**** DATA ****
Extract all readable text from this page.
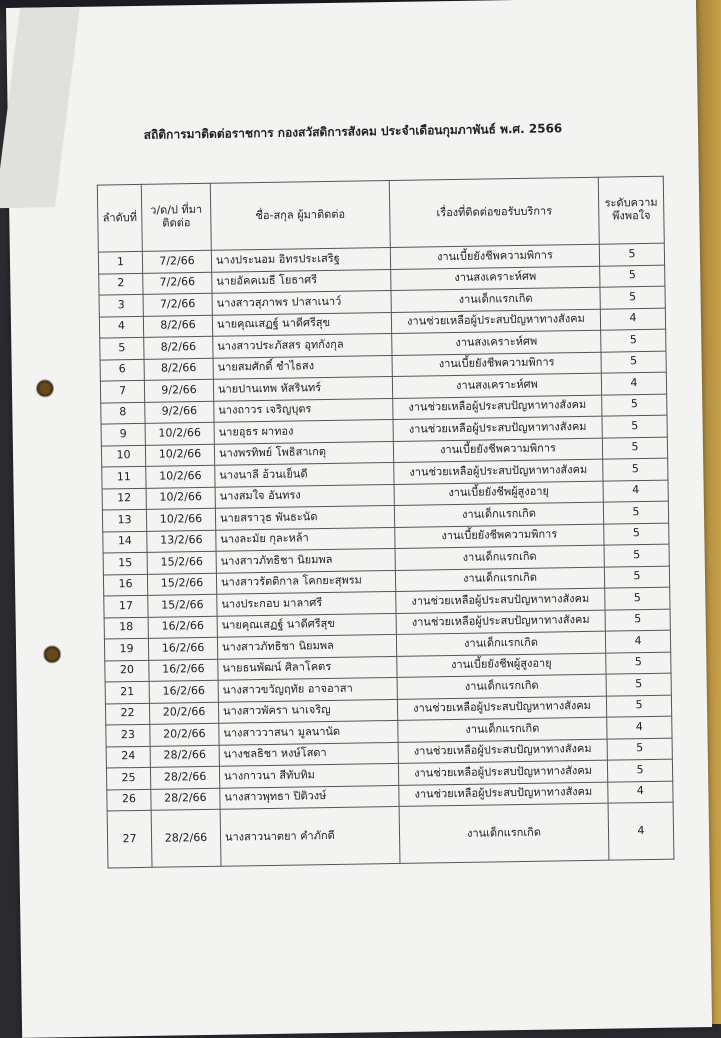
สถิติการมาติดต่อราชการ กองสวัสดิการสังคม ประจำเดือนกุมภาพันธ์ พ.ศ. 2566
ลำดับที่	ว/ด/ป ที่มาติดต่อ	ชื่อ-สกุล ผู้มาติดต่อ	เรื่องที่ติดต่อขอรับบริการ	ระดับความพึงพอใจ
1	7/2/66	นางประนอม อิทรประเสริฐ	งานเบี้ยยังชีพความพิการ	5
2	7/2/66	นายอัคคเมธี โยธาศรี	งานสงเคราะห์ศพ	5
3	7/2/66	นางสาวสุภาพร ปาสาเนาว์	งานเด็กแรกเกิด	5
4	8/2/66	นายคุณเสฏฐ์ นาดีศรีสุข	งานช่วยเหลือผู้ประสบปัญหาทางสังคม	4
5	8/2/66	นางสาวประภัสสร อุทกังกุล	งานสงเคราะห์ศพ	5
6	8/2/66	นายสมศักดิ์ ชำไธสง	งานเบี้ยยังชีพความพิการ	5
7	9/2/66	นายปานเทพ หัสรินทร์	งานสงเคราะห์ศพ	4
8	9/2/66	นางถาวร เจริญบุตร	งานช่วยเหลือผู้ประสบปัญหาทางสังคม	5
9	10/2/66	นายอุธร ผาทอง	งานช่วยเหลือผู้ประสบปัญหาทางสังคม	5
10	10/2/66	นางพรทิพย์ โพธิสาเกตุ	งานเบี้ยยังชีพความพิการ	5
11	10/2/66	นางนาลี อ้วนเย็นดี	งานช่วยเหลือผู้ประสบปัญหาทางสังคม	5
12	10/2/66	นางสมใจ อันทรง	งานเบี้ยยังชีพผู้สูงอายุ	4
13	10/2/66	นายสราวุธ พันธะนัด	งานเด็กแรกเกิด	5
14	13/2/66	นางละมัย กุละหล้า	งานเบี้ยยังชีพความพิการ	5
15	15/2/66	นางสาวภัทธิชา นิยมพล	งานเด็กแรกเกิด	5
16	15/2/66	นางสาวรัตติกาล โคกยะสุพรม	งานเด็กแรกเกิด	5
17	15/2/66	นางประกอบ มาลาศรี	งานช่วยเหลือผู้ประสบปัญหาทางสังคม	5
18	16/2/66	นายคุณเสฏฐ์ นาดีศรีสุข	งานช่วยเหลือผู้ประสบปัญหาทางสังคม	5
19	16/2/66	นางสาวภัทธิชา นิยมพล	งานเด็กแรกเกิด	4
20	16/2/66	นายธนพัฒน์ ศิลาโคตร	งานเบี้ยยังชีพผู้สูงอายุ	5
21	16/2/66	นางสาวขวัญฤทัย อาจอาสา	งานเด็กแรกเกิด	5
22	20/2/66	นางสาวพัครา นาเจริญ	งานช่วยเหลือผู้ประสบปัญหาทางสังคม	5
23	20/2/66	นางสาววาสนา มูลนานัด	งานเด็กแรกเกิด	4
24	28/2/66	นางชลธิชา หงษ์โสดา	งานช่วยเหลือผู้ประสบปัญหาทางสังคม	5
25	28/2/66	นางกาวนา สีทับทิม	งานช่วยเหลือผู้ประสบปัญหาทางสังคม	5
26	28/2/66	นางสาวพุทธา ปิติวงษ์	งานช่วยเหลือผู้ประสบปัญหาทางสังคม	4
27	28/2/66	นางสาวนาตยา คำภักดี	งานเด็กแรกเกิด	4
****
■ **EXERCISE OBJECTIVE**:
Copy out each line in the listing that has the word "พความพ".

■ **COMPLETE OUTPUT**:
1	7/2/66	นางประนอม อิทรประเสริฐ	งานเบี้ยยังชีพความพิการ	5
6	8/2/66	นายสมศักดิ์ ชำไธสง	งานเบี้ยยังชีพความพิการ	5
10	10/2/66	นางพรทิพย์ โพธิสาเกตุ	งานเบี้ยยังชีพความพิการ	5
14	13/2/66	นางละมัย กุละหล้า	งานเบี้ยยังชีพความพิการ	5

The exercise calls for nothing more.